---------- Извлечённый текст ----------
Открывшуюся Всемирную выставку Верещагин оценивает весьма сдержанно. Стасову пишет: «Выставка нынешняя заметно против всех прежних напоминает ярмарку». Еще суровее его приговор, вынесенный русскому отделу: «Наша выставка бедна, так бедна, что, по добросовестной оценке, мало хуже ее между европейскими державами».

Попутно он продолжает давний спор со Стасовым о том, кого считать публикой, как художнику следует относиться к мнению публики и можно ли Стасова записывать в ее ряды. При этом понятие публика художник употребляет в том же смысле, в каком Пушкин в известном стихотворении «Поэт и толпа» употреблял понятие толпы (черни).

«Вы, — писал Верещагин, — вовсе не публика. В этом мы и расходимся. Публика, и в числе ее железнодорожный король Поляков, негодующий на тень, покрывающую одну сторону портрета, может и должен всё болтать, а Вы, т. е. художественный критик, — нет. Публика очень часто рассуждает (и нельзя ее упрекать за это) таким образом: „Что это за картина, разве можно такую картину повесить в комнате…“ или: „Такая-то картина (или статуя) была бы хороша, кабы не дурацкие размеры…“ Разве Вы, т. е. художественный критик, можете повторять то же самое? У публики (говорю о большинстве, ибо нельзя перечислять всех отдельных мнений и вкусов) в виду лишь мебель для гнезда, более или менее комфортабельная. У Вас — философия природы, жизни… Публике нужно, чтобы в картине было более или менее ясно сказано, что она стоит больших денег. Вам, т. е. неприсяжному критику (таких почти нет в Европе), пусть значится, что картина мыслит и говорит»[202]. Мысль о том, что публика склонна рассматривать предмет искусства, картину или статую, как часть мебели в собственном доме или квартире, была Верещагину особенно ненавистна.
----------
## Задание A
Перепишите без изменений ту часть текста о Верещагине и Стасове, которая открывается словами «Открывшуюся Всемирную выставку» и завершается словами «понятие толпы (черни).».
## Задание B
Напишите продолжение текста о Верещагине и его споре со Стасовым. Начните сразу после последнего предложения.
---------- Исходные данные ----------
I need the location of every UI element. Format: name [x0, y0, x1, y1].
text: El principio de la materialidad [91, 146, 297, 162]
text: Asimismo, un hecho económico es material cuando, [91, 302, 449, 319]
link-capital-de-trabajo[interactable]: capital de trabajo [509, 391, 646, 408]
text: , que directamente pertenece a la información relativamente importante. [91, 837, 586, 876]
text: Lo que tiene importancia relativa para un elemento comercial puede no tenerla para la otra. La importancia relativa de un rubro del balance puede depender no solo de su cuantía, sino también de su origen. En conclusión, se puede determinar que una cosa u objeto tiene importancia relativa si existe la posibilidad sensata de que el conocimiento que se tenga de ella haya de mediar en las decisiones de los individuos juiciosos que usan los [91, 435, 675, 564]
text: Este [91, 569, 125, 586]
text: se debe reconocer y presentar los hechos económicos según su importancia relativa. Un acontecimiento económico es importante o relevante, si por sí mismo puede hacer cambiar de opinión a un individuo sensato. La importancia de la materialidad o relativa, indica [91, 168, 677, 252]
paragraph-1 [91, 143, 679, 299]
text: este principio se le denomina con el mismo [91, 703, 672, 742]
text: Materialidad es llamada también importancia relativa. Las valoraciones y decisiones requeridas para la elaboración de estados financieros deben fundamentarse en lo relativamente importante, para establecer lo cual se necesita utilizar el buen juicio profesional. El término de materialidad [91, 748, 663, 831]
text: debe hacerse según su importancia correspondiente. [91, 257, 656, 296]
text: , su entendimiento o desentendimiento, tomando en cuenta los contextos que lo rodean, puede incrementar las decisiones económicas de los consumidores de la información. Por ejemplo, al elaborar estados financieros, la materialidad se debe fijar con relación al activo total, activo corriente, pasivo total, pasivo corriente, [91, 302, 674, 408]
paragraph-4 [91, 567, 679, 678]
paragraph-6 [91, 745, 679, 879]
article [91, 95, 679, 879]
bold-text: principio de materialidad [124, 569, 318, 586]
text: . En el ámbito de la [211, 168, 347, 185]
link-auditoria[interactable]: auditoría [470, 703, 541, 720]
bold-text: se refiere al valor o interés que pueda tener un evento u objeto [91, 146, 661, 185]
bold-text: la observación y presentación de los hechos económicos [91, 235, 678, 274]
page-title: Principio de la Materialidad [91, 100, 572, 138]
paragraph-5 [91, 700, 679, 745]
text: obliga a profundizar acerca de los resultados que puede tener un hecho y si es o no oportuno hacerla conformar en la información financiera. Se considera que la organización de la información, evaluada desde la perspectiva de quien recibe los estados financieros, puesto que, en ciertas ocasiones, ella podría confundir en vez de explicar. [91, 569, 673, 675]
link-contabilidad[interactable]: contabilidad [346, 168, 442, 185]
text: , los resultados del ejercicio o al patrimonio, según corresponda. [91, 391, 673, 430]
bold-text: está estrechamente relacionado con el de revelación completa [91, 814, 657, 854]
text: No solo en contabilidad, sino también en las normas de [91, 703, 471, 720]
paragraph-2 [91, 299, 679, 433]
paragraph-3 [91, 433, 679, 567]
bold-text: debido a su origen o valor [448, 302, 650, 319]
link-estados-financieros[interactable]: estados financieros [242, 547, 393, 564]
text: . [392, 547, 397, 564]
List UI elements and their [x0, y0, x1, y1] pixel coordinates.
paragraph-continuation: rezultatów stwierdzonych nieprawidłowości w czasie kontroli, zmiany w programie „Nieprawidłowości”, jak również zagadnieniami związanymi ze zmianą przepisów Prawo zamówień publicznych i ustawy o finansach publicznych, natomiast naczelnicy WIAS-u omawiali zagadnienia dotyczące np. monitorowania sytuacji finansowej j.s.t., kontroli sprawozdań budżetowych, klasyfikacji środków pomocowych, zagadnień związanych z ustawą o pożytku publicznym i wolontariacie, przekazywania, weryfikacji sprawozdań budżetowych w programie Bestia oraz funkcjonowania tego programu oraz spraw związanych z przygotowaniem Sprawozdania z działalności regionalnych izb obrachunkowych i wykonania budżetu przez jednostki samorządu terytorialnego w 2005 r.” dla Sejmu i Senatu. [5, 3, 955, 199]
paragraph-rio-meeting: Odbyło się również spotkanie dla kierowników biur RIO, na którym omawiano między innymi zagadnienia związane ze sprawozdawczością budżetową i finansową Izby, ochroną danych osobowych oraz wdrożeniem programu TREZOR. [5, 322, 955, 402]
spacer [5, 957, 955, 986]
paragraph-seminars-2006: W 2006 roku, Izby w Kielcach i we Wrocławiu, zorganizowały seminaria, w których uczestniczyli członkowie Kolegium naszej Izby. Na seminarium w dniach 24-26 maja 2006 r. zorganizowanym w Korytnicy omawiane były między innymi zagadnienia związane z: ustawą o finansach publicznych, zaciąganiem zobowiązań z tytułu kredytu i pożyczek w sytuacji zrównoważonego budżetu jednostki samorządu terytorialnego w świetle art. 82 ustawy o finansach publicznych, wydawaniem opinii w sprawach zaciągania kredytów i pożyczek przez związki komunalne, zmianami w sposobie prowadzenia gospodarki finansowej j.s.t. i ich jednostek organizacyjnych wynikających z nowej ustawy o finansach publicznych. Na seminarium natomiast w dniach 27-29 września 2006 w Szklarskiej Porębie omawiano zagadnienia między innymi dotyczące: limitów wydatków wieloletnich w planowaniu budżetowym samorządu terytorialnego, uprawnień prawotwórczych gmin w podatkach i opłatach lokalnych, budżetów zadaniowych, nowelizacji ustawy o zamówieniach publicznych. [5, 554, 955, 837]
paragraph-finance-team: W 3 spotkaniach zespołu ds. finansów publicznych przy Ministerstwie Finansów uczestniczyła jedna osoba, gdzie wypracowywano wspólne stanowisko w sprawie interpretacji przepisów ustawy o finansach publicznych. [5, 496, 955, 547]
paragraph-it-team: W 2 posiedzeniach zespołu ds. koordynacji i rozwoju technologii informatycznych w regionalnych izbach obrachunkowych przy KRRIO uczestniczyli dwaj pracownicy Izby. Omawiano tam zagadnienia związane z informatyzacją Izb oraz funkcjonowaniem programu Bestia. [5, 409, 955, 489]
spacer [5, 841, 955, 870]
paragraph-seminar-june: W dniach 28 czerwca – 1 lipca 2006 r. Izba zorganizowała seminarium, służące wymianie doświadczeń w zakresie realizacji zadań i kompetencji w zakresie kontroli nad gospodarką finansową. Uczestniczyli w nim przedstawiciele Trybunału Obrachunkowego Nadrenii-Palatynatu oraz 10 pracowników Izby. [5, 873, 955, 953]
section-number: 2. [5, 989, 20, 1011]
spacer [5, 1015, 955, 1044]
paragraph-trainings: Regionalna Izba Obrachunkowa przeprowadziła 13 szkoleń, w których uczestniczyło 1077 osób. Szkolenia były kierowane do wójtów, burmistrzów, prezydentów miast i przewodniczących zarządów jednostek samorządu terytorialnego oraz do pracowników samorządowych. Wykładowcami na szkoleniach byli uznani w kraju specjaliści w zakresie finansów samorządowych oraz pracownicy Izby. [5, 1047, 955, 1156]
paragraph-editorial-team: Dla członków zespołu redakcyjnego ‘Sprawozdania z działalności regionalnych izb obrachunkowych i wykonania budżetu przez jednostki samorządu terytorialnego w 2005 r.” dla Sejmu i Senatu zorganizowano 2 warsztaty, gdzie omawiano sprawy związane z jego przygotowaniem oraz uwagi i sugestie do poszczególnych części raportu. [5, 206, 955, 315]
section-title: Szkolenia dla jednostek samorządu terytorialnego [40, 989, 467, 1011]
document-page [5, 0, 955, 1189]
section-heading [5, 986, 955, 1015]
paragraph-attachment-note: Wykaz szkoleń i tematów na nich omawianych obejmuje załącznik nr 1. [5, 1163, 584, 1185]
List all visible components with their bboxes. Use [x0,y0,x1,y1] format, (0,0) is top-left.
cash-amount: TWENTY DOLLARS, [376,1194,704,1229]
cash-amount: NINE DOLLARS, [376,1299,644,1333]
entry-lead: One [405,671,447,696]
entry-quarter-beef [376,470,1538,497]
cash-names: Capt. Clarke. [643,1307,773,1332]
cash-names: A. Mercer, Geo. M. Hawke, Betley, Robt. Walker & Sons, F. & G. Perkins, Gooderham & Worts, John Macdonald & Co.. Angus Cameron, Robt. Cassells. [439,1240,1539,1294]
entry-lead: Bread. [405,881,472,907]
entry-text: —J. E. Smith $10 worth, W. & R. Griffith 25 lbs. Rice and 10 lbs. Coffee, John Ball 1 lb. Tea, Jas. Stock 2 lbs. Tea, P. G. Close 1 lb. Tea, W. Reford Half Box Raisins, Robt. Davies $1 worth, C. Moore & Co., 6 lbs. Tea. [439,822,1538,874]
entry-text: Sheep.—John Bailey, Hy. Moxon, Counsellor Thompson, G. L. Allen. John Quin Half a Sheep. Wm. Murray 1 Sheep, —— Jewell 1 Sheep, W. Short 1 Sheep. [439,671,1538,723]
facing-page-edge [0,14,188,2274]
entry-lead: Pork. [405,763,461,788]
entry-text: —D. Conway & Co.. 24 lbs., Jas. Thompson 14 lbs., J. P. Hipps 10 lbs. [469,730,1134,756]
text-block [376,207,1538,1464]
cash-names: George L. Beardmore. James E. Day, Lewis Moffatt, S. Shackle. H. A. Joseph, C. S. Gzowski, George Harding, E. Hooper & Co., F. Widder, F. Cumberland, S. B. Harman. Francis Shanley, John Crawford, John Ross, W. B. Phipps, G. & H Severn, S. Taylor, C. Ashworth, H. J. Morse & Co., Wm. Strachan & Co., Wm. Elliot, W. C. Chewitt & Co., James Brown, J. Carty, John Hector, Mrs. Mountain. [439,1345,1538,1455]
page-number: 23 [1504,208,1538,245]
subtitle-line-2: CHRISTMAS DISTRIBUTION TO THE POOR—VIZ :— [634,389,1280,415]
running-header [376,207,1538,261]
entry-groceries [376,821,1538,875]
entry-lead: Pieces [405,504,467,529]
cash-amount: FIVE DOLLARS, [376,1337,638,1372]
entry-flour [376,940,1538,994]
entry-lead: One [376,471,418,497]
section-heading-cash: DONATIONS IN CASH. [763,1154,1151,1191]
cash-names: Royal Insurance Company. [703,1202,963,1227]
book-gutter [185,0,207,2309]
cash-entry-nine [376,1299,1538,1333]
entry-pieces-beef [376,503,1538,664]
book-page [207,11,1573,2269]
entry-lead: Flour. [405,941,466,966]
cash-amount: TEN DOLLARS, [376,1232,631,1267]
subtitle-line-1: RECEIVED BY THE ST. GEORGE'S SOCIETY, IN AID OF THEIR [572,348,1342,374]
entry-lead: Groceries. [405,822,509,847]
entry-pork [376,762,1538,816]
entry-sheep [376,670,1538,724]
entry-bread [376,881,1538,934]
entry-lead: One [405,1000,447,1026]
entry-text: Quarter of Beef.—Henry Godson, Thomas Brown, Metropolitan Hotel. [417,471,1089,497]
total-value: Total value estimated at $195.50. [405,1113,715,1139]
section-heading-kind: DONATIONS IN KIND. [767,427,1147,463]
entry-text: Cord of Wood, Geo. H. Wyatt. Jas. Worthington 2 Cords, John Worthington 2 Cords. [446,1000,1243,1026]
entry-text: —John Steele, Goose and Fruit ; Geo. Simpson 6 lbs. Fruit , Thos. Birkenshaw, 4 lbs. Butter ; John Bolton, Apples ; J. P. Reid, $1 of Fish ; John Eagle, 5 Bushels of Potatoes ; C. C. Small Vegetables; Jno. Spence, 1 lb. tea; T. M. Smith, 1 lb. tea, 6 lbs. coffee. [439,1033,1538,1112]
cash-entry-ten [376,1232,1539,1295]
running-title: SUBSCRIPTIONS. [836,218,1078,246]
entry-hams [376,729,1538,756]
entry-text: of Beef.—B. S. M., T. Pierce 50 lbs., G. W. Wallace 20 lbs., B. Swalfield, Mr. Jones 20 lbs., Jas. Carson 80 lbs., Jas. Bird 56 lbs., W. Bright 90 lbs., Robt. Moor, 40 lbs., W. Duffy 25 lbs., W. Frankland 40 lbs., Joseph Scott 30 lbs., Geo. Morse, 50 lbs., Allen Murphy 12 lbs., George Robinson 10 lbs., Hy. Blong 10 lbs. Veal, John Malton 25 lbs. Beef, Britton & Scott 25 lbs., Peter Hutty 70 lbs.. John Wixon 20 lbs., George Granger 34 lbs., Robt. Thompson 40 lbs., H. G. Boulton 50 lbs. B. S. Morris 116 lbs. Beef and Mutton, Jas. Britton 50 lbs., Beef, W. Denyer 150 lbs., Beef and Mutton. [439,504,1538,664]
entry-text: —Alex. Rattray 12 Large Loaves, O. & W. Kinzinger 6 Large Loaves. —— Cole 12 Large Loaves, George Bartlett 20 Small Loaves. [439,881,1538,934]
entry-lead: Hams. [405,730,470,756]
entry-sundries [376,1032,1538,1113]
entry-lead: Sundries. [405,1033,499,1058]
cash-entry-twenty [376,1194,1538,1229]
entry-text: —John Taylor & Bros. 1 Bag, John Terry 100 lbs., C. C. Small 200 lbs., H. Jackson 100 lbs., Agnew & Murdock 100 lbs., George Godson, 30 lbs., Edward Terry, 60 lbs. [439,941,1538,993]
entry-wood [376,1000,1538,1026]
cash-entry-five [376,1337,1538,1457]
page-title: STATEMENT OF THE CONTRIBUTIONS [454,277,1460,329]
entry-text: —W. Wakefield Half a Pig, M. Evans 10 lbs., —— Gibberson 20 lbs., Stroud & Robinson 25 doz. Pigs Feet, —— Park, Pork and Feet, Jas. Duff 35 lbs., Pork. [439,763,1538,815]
----------
## Ответ A
Открывшуюся Всемирную выставку Верещагин оценивает весьма сдержанно. Стасову пишет: «Выставка нынешняя заметно против всех прежних напоминает ярмарку». Еще суровее его приговор, вынесенный русскому отделу: «Наша выставка бедна, так бедна, что, по добросовестной оценке, мало хуже ее между европейскими державами».

Попутно он продолжает давний спор со Стасовым о том, кого считать публикой, как художнику следует относиться к мнению публики и можно ли Стасова записывать в ее ряды. При этом понятие публика художник употребляет в том же смысле, в каком Пушкин в известном стихотворении «Поэт и толпа» употреблял понятие толпы (черни).

## Ответ B
С запозданием на полгода Верещагин всё же узнал о хлопотах Стасова и В. М. Жемчужникова относительно возможной императорской субсидии в счет его будущих военных картин. Хлопоты эти, кстати, оказались тщетными — Александр II просьбу, переданную ему через лейб-медика С. П. Боткина, не поддержал. Поблагодарив Стасова за заботу, Верещагин весьма мягко (что было для него нехарактерным) пожурил критика за то, что попытка добиться субсидии предпринималась за его спиной, без каких-либо предварительных консультаций с ним.

Попутно художник коснулся некоторых особенностей своих взаимоотношений с императором — еще со времен выставки его туркестанских картин. «Надобно Вам сказать, я заметил, что у императора был маленький зубок на меня, оставшийся, очевидно, от истории передачи картин Третьякову уже после того, как он согласился взять их. Правда, Кауфман и Гейнс, как истинные холопы, старались оправдать меня тем, что я немного тронут, но, должно быть, и это не помогло, потому что (вряд ли я ошибаюсь) он сначала немного косился и на шапку на моей голове при разговоре с ним, и на неверно, т. е. не по форме, завязанную георгиевскую ленточку в петлице и прочее. Ему как будто чудился тут нигилизм! Потом, при следующих, однако, встречах он был очень мил и любезен, и если бы я хотел, разумеется, мог бы обратиться к нему или к его приближенным со всякой просьбою; но самая мысль об этом испугала бы меня, скажу больше, независимость, с которую я себя держал, не позволила бы никому ни предложить мне денег, ни работать для того или другого».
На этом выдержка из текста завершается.